Return a copy of each line that holds the string "desc".

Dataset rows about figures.
▼▼▼
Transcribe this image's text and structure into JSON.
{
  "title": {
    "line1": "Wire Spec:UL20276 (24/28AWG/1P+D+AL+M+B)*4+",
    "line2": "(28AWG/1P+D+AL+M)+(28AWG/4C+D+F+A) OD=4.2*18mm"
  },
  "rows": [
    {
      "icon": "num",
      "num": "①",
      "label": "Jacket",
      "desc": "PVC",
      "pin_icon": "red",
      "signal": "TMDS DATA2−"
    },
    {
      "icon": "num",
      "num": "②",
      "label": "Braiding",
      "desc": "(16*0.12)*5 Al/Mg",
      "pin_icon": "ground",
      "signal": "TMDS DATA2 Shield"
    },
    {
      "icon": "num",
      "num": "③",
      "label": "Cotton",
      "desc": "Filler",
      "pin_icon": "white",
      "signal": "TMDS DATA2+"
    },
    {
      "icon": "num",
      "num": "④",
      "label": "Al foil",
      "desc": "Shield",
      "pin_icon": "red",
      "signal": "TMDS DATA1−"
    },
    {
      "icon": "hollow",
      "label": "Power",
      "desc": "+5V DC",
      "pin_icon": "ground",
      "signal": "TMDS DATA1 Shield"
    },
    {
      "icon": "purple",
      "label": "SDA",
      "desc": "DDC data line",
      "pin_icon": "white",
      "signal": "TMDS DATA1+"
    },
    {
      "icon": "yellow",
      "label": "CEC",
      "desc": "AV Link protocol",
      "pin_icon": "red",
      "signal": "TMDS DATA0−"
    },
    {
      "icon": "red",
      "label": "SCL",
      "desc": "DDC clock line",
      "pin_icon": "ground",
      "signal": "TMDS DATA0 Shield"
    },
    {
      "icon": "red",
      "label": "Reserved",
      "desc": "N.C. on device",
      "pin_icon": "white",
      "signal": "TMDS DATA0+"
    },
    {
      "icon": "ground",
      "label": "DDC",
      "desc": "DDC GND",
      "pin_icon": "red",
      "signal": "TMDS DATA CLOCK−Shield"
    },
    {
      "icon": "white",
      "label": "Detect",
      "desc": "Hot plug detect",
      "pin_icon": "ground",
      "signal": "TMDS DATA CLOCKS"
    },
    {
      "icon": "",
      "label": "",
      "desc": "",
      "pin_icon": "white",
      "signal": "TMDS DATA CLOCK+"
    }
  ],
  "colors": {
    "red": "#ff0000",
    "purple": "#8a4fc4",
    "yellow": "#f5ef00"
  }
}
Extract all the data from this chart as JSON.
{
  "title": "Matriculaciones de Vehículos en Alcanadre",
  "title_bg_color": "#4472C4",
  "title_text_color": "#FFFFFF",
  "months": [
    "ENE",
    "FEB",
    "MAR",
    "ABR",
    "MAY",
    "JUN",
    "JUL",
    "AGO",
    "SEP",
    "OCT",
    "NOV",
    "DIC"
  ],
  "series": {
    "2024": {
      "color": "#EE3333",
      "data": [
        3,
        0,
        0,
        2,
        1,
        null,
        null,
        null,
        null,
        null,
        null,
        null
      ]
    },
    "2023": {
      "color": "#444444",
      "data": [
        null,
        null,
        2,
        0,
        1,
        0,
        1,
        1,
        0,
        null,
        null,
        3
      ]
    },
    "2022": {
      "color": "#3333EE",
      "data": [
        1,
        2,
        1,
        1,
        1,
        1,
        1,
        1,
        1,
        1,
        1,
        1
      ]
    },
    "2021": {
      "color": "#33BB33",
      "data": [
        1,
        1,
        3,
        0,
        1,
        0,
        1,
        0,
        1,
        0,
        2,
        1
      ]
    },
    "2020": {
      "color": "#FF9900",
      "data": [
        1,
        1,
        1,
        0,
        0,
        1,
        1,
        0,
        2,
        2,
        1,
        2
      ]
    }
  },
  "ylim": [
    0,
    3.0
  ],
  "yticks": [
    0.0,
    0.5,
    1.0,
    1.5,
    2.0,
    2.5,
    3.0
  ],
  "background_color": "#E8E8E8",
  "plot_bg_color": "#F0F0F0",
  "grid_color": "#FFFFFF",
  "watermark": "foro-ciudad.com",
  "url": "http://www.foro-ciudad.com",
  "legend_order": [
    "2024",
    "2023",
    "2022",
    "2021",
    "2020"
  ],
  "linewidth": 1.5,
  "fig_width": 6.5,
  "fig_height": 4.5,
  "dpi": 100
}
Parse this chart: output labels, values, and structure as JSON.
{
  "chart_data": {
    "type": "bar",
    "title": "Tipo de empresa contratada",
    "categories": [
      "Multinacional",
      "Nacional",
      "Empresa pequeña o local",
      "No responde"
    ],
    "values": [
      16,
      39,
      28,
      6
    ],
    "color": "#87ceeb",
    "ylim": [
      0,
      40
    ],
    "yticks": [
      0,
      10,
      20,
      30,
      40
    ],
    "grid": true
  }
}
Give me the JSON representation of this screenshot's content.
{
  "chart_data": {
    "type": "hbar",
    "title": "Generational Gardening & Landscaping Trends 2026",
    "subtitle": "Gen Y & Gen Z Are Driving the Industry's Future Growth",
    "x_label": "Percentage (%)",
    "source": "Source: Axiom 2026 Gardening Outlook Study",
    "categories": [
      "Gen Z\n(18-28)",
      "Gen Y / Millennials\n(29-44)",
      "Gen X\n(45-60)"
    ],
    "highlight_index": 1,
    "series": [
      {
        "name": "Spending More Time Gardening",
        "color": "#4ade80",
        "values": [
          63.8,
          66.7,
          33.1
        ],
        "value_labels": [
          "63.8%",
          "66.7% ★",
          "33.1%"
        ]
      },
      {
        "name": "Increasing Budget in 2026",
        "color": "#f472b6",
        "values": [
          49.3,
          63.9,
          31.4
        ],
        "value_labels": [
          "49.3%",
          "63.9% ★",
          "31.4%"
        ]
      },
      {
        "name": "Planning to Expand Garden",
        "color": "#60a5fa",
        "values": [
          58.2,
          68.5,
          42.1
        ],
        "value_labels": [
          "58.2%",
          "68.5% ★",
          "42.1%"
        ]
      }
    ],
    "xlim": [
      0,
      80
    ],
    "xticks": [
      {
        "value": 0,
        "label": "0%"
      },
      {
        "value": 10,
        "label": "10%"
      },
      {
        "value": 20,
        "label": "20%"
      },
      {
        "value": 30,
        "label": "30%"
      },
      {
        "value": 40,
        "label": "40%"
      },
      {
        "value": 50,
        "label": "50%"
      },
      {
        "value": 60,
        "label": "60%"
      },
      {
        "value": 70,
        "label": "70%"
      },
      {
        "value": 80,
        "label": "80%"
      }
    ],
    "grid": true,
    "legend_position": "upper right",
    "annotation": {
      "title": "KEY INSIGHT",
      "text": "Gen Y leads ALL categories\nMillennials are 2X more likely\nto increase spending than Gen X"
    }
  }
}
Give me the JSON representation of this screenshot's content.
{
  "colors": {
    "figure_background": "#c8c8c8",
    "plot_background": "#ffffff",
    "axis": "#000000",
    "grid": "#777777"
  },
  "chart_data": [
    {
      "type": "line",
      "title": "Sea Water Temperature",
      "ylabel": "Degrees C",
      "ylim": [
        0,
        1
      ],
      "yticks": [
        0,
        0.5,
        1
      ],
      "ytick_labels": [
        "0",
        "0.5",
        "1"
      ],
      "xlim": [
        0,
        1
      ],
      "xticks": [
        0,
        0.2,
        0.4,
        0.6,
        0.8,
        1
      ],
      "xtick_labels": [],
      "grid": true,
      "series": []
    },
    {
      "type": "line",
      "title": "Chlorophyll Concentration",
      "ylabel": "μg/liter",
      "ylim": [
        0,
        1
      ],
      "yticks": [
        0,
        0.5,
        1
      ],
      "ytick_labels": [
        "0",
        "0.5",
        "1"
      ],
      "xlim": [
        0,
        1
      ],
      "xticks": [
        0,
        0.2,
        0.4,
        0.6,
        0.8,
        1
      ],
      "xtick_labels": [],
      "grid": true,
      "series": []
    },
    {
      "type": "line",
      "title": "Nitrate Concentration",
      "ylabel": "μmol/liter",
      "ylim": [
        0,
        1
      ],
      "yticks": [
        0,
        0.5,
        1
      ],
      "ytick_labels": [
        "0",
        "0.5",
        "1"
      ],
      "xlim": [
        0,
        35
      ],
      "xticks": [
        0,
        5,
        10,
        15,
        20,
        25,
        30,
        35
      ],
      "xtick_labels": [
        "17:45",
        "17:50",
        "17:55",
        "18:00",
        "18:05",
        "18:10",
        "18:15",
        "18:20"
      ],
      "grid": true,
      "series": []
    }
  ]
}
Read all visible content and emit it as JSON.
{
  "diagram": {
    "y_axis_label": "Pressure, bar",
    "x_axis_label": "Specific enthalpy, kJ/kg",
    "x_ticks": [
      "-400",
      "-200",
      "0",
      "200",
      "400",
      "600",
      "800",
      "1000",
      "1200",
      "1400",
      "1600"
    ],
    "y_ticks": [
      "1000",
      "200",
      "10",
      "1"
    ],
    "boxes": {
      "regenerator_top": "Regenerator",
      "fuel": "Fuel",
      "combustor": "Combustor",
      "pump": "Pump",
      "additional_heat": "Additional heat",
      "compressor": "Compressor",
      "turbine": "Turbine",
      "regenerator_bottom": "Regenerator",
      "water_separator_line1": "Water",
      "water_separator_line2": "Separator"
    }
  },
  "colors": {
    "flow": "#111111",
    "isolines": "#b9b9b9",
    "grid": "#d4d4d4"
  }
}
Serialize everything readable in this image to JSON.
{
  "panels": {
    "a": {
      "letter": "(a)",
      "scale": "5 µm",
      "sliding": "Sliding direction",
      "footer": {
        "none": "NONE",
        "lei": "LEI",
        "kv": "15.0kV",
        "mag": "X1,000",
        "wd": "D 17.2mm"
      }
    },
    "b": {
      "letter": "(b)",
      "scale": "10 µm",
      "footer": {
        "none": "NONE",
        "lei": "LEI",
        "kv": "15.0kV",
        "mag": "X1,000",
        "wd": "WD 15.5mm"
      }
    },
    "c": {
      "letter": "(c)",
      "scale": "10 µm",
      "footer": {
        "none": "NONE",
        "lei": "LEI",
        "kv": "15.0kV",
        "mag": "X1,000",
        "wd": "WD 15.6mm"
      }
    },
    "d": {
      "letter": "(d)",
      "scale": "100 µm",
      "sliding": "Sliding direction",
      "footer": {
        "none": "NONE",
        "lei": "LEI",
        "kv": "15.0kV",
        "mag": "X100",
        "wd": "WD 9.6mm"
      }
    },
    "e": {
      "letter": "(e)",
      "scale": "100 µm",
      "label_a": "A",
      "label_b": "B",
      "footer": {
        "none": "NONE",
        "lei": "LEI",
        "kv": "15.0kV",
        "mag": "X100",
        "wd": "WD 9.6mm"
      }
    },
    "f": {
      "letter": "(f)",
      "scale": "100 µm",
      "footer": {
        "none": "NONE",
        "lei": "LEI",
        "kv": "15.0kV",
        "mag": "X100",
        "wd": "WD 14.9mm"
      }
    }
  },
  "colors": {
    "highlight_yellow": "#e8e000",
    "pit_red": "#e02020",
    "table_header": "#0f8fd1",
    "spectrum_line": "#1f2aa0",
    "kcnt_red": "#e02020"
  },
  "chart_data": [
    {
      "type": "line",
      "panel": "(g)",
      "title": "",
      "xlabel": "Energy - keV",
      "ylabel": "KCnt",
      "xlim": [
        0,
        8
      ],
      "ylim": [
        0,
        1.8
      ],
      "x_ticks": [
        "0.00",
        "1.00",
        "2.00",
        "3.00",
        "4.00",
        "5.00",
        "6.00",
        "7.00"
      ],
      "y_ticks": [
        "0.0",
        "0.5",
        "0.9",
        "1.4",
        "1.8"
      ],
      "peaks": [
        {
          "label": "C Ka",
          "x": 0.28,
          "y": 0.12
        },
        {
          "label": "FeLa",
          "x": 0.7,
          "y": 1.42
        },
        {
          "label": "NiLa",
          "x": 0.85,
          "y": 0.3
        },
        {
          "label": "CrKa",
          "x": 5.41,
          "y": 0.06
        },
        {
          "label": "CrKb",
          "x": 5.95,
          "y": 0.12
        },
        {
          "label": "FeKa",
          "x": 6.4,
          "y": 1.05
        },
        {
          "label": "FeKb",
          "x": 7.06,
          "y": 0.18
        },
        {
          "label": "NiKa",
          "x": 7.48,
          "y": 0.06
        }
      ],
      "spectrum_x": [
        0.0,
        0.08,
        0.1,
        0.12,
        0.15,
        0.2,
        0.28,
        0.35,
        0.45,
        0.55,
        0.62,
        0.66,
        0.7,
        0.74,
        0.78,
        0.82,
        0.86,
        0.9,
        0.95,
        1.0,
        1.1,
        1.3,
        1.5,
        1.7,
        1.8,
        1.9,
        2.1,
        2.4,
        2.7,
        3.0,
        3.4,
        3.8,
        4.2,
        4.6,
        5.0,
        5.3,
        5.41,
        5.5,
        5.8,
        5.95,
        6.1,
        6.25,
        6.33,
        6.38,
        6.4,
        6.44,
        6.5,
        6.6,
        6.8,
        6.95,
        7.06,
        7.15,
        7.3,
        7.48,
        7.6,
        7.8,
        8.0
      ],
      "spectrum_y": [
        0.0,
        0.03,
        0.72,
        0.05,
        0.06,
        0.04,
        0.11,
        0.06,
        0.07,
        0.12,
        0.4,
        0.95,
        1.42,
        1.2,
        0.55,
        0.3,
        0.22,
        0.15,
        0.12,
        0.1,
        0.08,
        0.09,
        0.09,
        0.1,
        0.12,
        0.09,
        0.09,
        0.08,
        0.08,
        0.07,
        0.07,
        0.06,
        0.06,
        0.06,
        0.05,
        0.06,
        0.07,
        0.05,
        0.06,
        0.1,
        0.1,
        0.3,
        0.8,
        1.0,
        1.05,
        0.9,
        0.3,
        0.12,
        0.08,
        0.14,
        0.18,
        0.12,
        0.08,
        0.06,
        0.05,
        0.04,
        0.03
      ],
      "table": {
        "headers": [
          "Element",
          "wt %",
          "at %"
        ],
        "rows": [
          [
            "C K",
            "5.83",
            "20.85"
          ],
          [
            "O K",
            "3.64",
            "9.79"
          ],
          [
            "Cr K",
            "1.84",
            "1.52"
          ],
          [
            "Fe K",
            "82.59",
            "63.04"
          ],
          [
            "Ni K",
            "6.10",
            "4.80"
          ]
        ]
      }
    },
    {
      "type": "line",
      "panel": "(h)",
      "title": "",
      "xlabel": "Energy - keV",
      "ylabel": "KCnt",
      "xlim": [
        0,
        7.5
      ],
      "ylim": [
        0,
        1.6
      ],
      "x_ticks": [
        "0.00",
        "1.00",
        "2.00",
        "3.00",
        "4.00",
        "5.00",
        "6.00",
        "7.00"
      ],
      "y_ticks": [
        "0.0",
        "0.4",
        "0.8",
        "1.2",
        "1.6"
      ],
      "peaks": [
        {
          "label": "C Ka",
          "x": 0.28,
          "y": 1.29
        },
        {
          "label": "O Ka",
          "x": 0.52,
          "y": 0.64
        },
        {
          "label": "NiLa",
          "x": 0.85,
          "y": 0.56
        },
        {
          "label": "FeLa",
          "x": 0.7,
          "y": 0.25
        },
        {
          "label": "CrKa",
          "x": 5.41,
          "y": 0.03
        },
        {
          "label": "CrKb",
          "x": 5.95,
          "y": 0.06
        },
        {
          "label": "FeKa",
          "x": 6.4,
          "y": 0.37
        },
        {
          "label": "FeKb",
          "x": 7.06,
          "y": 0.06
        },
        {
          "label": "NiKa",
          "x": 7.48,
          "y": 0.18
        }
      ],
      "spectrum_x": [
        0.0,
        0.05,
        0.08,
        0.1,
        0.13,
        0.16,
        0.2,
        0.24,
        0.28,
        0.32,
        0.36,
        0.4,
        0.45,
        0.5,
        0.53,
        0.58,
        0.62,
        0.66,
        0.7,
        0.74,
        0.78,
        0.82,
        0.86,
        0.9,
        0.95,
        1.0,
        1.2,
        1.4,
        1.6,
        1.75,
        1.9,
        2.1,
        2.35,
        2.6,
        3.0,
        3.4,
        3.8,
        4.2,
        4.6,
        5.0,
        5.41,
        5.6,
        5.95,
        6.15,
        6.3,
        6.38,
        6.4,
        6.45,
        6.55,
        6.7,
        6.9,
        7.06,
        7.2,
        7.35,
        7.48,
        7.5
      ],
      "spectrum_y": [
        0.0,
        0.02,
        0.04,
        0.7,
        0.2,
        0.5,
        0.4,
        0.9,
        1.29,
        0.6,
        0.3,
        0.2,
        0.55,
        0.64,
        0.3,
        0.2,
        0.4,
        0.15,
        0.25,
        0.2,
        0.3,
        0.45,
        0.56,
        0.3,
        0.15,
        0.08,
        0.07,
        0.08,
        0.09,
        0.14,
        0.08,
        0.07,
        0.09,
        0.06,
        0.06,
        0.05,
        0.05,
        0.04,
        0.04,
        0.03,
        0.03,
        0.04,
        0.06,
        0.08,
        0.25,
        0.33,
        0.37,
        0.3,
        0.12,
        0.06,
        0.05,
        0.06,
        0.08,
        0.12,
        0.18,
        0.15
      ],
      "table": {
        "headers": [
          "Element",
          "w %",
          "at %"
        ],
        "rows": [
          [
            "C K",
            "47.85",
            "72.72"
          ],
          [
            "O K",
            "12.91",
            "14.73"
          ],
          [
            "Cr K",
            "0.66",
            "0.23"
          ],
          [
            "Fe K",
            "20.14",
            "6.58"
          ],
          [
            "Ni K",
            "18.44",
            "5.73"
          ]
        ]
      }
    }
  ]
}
▲▲▲
Exercise result.
      "desc": "PVC",
      "desc": "(16*0.12)*5 Al/Mg",
      "desc": "Filler",
      "desc": "Shield",
      "desc": "+5V DC",
      "desc": "DDC data line",
      "desc": "AV Link protocol",
      "desc": "DDC clock line",
      "desc": "N.C. on device",
      "desc": "DDC GND",
      "desc": "Hot plug detect",
      "desc": "",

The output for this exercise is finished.